Data listing:
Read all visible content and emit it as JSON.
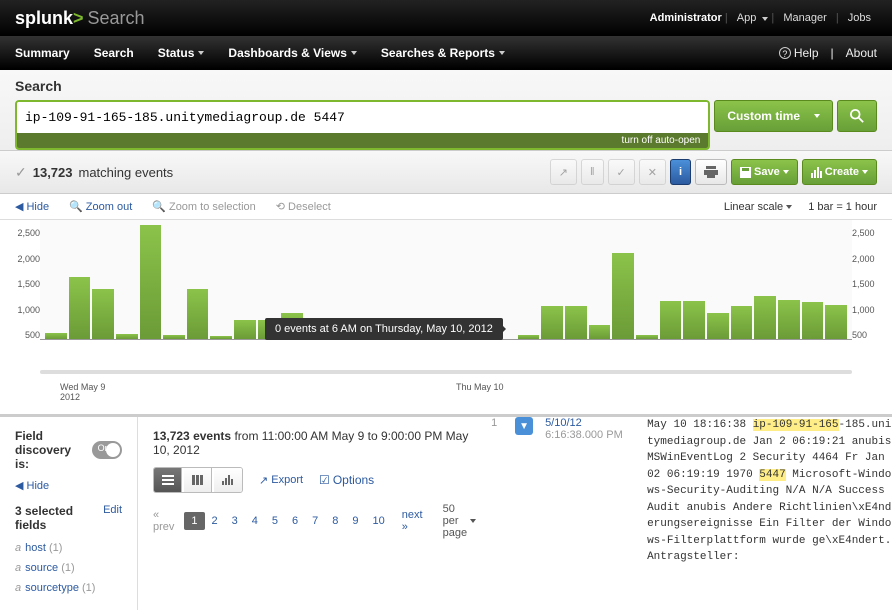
{
  "top": {
    "logo_brand": "splunk",
    "logo_gt": ">",
    "logo_app": "Search",
    "user": "Administrator",
    "links": [
      "App",
      "Manager",
      "Jobs"
    ]
  },
  "nav": {
    "items": [
      "Summary",
      "Search",
      "Status",
      "Dashboards & Views",
      "Searches & Reports"
    ],
    "help": "Help",
    "about": "About"
  },
  "search": {
    "title": "Search",
    "query": "ip-109-91-165-185.unitymediagroup.de 5447",
    "auto_open": "turn off auto-open",
    "time_label": "Custom time"
  },
  "results": {
    "count": "13,723",
    "label": "matching events",
    "save": "Save",
    "create": "Create"
  },
  "timeline": {
    "hide": "Hide",
    "zoom_out": "Zoom out",
    "zoom_sel": "Zoom to selection",
    "deselect": "Deselect",
    "scale": "Linear scale",
    "bar_info": "1 bar = 1 hour",
    "y_ticks": [
      "2,500",
      "2,000",
      "1,500",
      "1,000",
      "500"
    ],
    "ts_start": "May 9, 2012 11:00 AM",
    "ts_end": "May 10, 2012 9:00 PM",
    "x_ticks": [
      "Wed May 9\n2012",
      "Thu May 10"
    ],
    "tooltip": "0 events at 6 AM on Thursday, May 10, 2012"
  },
  "chart_data": {
    "type": "bar",
    "title": "",
    "xlabel": "",
    "ylabel": "",
    "ylim": [
      0,
      2500
    ],
    "x_range": [
      "2012-05-09T11:00",
      "2012-05-10T21:00"
    ],
    "bucket": "1 hour",
    "categories": [
      "11:00",
      "12:00",
      "13:00",
      "14:00",
      "15:00",
      "16:00",
      "17:00",
      "18:00",
      "19:00",
      "20:00",
      "21:00",
      "22:00",
      "23:00",
      "00:00",
      "01:00",
      "02:00",
      "03:00",
      "04:00",
      "05:00",
      "06:00",
      "07:00",
      "08:00",
      "09:00",
      "10:00",
      "11:00",
      "12:00",
      "13:00",
      "14:00",
      "15:00",
      "16:00",
      "17:00",
      "18:00",
      "19:00",
      "20:00"
    ],
    "values": [
      120,
      1300,
      1050,
      100,
      2400,
      80,
      1050,
      60,
      400,
      400,
      550,
      400,
      300,
      120,
      320,
      60,
      0,
      0,
      0,
      0,
      80,
      700,
      700,
      300,
      1800,
      80,
      800,
      800,
      550,
      700,
      900,
      830,
      780,
      720
    ]
  },
  "sidebar": {
    "field_disc": "Field discovery is:",
    "toggle": "On",
    "hide": "Hide",
    "sel_title": "3 selected fields",
    "edit": "Edit",
    "fields": [
      {
        "name": "host",
        "count": "(1)"
      },
      {
        "name": "source",
        "count": "(1)"
      },
      {
        "name": "sourcetype",
        "count": "(1)"
      }
    ]
  },
  "events": {
    "count": "13,723",
    "label": "events",
    "range": "from 11:00:00 AM May 9 to 9:00:00 PM May 10, 2012",
    "export": "Export",
    "options": "Options",
    "prev": "« prev",
    "pages": [
      "1",
      "2",
      "3",
      "4",
      "5",
      "6",
      "7",
      "8",
      "9",
      "10"
    ],
    "next": "next »",
    "perpage": "50 per page"
  },
  "event1": {
    "num": "1",
    "date": "5/10/12",
    "time": "6:16:38.000 PM",
    "p1": "May 10 18:16:38 ",
    "hl1": "ip-109-91-165",
    "p2": "-185.unitymediagroup.de Jan  2 06:19:21 anubis MSWinEventLog   2    Security    4464    Fr Jan 02 06:19:19 1970 ",
    "hl2": "5447",
    "p3": "    Microsoft-Windows-Security-Auditing      N/A    N/A    Success Audit  anubis  Andere Richtlinien\\xE4nderungsereignisse       Ein Filter der Windows-Filterplattform wurde ge\\xE4ndert.   Antragsteller:"
  }
}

▶ [Goal]:
Restate the entire listing word for word, excluding pictures.

▶ [Written answer]:
Read all visible content and emit it as JSON.
{
  "top": {
    "logo_brand": "splunk",
    "logo_gt": ">",
    "logo_app": "Search",
    "user": "Administrator",
    "links": [
      "App",
      "Manager",
      "Jobs"
    ]
  },
  "nav": {
    "items": [
      "Summary",
      "Search",
      "Status",
      "Dashboards & Views",
      "Searches & Reports"
    ],
    "help": "Help",
    "about": "About"
  },
  "search": {
    "title": "Search",
    "query": "ip-109-91-165-185.unitymediagroup.de 5447",
    "auto_open": "turn off auto-open",
    "time_label": "Custom time"
  },
  "results": {
    "count": "13,723",
    "label": "matching events",
    "save": "Save",
    "create": "Create"
  },
  "timeline": {
    "hide": "Hide",
    "zoom_out": "Zoom out",
    "zoom_sel": "Zoom to selection",
    "deselect": "Deselect",
    "scale": "Linear scale",
    "bar_info": "1 bar = 1 hour",
    "y_ticks": [
      "2,500",
      "2,000",
      "1,500",
      "1,000",
      "500"
    ],
    "ts_start": "May 9, 2012 11:00 AM",
    "ts_end": "May 10, 2012 9:00 PM",
    "x_ticks": [
      "Wed May 9\n2012",
      "Thu May 10"
    ],
    "tooltip": "0 events at 6 AM on Thursday, May 10, 2012"
  },
  "chart_data": {
    "type": "bar",
    "title": "",
    "xlabel": "",
    "ylabel": "",
    "ylim": [
      0,
      2500
    ],
    "x_range": [
      "2012-05-09T11:00",
      "2012-05-10T21:00"
    ],
    "bucket": "1 hour",
    "categories": [
      "11:00",
      "12:00",
      "13:00",
      "14:00",
      "15:00",
      "16:00",
      "17:00",
      "18:00",
      "19:00",
      "20:00",
      "21:00",
      "22:00",
      "23:00",
      "00:00",
      "01:00",
      "02:00",
      "03:00",
      "04:00",
      "05:00",
      "06:00",
      "07:00",
      "08:00",
      "09:00",
      "10:00",
      "11:00",
      "12:00",
      "13:00",
      "14:00",
      "15:00",
      "16:00",
      "17:00",
      "18:00",
      "19:00",
      "20:00"
    ],
    "values": [
      120,
      1300,
      1050,
      100,
      2400,
      80,
      1050,
      60,
      400,
      400,
      550,
      400,
      300,
      120,
      320,
      60,
      0,
      0,
      0,
      0,
      80,
      700,
      700,
      300,
      1800,
      80,
      800,
      800,
      550,
      700,
      900,
      830,
      780,
      720
    ]
  },
  "sidebar": {
    "field_disc": "Field discovery is:",
    "toggle": "On",
    "hide": "Hide",
    "sel_title": "3 selected fields",
    "edit": "Edit",
    "fields": [
      {
        "name": "host",
        "count": "(1)"
      },
      {
        "name": "source",
        "count": "(1)"
      },
      {
        "name": "sourcetype",
        "count": "(1)"
      }
    ]
  },
  "events": {
    "count": "13,723",
    "label": "events",
    "range": "from 11:00:00 AM May 9 to 9:00:00 PM May 10, 2012",
    "export": "Export",
    "options": "Options",
    "prev": "« prev",
    "pages": [
      "1",
      "2",
      "3",
      "4",
      "5",
      "6",
      "7",
      "8",
      "9",
      "10"
    ],
    "next": "next »",
    "perpage": "50 per page"
  },
  "event1": {
    "num": "1",
    "date": "5/10/12",
    "time": "6:16:38.000 PM",
    "p1": "May 10 18:16:38 ",
    "hl1": "ip-109-91-165",
    "p2": "-185.unitymediagroup.de Jan  2 06:19:21 anubis MSWinEventLog   2    Security    4464    Fr Jan 02 06:19:19 1970 ",
    "hl2": "5447",
    "p3": "    Microsoft-Windows-Security-Auditing      N/A    N/A    Success Audit  anubis  Andere Richtlinien\\xE4nderungsereignisse       Ein Filter der Windows-Filterplattform wurde ge\\xE4ndert.   Antragsteller:"
  }
}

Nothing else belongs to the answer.